**ACTION ITEM**
What is needed is every line of the data that includes the word "Nogueira". Please copy each one.

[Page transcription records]
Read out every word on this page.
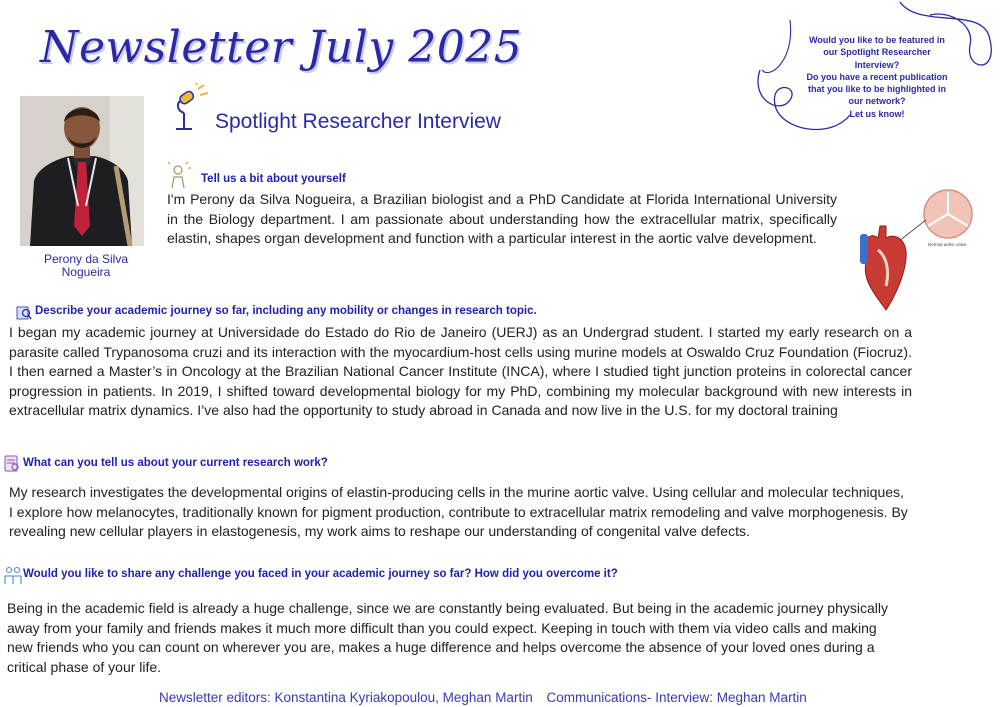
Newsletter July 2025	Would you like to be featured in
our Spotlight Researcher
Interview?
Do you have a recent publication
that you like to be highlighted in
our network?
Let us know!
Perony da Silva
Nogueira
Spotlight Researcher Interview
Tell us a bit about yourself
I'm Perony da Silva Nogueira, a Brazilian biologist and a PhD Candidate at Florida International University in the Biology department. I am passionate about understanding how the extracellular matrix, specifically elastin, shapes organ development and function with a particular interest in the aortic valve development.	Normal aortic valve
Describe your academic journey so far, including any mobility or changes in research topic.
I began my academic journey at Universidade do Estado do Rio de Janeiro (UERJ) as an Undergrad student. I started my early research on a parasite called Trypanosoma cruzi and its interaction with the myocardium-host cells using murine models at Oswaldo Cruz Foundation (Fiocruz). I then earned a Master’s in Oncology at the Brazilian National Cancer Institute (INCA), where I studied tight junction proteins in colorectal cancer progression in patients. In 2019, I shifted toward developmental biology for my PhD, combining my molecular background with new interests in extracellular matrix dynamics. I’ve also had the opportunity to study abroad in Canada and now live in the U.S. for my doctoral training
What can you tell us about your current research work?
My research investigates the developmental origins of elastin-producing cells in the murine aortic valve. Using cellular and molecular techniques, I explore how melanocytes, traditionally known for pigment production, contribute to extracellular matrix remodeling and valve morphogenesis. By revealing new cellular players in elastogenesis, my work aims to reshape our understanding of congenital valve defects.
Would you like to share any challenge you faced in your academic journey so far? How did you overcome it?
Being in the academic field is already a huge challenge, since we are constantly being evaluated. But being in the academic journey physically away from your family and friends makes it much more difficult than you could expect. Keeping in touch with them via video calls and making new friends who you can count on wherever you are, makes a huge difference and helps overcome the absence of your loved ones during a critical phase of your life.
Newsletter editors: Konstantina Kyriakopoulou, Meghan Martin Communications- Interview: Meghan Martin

==

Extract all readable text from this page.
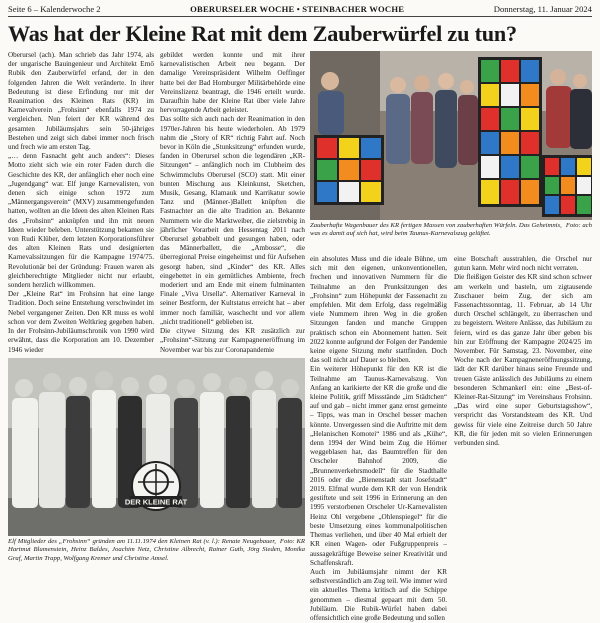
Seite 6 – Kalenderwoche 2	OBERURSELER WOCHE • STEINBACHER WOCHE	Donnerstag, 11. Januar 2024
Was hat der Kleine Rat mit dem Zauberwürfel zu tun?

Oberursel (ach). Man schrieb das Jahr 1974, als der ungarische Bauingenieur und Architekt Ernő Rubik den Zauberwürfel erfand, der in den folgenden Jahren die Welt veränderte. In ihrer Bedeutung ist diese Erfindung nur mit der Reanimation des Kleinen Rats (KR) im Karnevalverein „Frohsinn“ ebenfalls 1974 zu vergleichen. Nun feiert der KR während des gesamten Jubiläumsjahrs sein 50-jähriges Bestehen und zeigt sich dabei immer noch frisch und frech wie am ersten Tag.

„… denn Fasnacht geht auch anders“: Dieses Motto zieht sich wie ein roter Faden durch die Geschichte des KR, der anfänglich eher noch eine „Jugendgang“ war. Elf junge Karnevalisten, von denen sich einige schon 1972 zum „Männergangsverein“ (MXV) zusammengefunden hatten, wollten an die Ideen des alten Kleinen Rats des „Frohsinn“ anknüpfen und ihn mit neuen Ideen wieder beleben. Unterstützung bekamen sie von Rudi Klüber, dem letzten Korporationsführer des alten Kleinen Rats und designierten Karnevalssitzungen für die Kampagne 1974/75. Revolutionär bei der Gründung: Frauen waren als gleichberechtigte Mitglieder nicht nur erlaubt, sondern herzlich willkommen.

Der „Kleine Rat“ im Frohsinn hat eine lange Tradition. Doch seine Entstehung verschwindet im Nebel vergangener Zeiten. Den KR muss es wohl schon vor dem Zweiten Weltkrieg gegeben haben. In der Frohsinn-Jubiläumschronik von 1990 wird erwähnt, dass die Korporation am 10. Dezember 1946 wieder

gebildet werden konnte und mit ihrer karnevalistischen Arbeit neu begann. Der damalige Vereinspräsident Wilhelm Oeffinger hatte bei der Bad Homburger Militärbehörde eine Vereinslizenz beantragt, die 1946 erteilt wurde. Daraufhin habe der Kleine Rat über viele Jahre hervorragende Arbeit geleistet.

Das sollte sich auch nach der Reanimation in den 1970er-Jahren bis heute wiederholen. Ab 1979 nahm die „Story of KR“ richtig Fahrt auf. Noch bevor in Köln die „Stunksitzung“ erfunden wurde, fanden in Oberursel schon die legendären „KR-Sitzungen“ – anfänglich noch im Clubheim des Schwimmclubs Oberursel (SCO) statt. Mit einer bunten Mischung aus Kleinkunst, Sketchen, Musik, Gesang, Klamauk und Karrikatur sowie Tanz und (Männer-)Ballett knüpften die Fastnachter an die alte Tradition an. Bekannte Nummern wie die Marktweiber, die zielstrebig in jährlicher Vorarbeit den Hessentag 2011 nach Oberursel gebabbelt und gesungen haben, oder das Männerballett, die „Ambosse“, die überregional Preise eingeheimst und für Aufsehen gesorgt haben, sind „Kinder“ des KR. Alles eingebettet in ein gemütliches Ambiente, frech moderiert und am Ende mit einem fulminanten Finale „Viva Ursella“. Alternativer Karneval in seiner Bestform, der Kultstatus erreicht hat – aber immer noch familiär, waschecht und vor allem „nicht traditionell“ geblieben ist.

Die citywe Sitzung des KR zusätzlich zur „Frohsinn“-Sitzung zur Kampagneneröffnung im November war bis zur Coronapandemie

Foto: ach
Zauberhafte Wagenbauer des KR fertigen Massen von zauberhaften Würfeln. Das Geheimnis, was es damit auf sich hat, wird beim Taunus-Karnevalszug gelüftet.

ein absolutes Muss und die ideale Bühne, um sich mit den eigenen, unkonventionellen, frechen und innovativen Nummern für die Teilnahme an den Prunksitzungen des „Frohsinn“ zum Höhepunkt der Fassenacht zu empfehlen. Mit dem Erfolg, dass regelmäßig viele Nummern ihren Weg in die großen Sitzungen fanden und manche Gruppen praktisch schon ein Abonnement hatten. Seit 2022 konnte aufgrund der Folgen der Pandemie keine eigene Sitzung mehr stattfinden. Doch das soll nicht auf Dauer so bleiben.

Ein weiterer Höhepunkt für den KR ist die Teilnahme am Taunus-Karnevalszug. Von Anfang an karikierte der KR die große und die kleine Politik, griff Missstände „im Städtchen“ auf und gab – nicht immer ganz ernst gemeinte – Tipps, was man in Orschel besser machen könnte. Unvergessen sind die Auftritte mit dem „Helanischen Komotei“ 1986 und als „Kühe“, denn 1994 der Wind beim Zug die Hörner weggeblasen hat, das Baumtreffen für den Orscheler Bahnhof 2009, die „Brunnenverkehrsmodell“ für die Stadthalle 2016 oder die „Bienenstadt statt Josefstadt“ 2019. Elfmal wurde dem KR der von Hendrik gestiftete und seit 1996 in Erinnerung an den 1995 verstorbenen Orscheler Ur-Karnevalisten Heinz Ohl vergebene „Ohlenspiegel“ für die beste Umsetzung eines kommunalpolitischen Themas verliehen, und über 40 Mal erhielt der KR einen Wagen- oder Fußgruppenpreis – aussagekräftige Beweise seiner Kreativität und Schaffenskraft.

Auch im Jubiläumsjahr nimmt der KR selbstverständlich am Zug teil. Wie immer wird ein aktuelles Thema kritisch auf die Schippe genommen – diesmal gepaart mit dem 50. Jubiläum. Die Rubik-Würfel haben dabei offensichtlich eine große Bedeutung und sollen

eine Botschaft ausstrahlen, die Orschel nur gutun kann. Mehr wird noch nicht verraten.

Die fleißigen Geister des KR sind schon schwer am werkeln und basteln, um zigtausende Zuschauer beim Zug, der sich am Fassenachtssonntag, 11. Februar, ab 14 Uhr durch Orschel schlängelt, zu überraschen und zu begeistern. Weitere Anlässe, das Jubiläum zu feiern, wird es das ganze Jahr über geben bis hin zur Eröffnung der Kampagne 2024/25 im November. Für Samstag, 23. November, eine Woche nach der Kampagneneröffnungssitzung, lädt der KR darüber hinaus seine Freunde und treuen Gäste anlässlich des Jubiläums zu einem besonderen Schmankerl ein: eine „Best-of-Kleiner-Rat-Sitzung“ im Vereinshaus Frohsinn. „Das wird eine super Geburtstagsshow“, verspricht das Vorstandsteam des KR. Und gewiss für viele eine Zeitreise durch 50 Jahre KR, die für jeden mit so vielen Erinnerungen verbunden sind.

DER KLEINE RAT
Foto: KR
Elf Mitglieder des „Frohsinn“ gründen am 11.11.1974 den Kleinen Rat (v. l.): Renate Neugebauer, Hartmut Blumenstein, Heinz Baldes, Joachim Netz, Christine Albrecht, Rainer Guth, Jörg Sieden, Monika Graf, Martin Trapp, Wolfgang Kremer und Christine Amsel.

**YOUR SOLUTION**
Nogueira
I'm Perony da Silva Nogueira, a Brazilian biologist and a PhD Candidate at Florida International University in the Biology department. I am passionate about understanding how the extracellular matrix, specifically elastin, shapes organ development and function with a particular interest in the aortic valve development.	Normal aortic valve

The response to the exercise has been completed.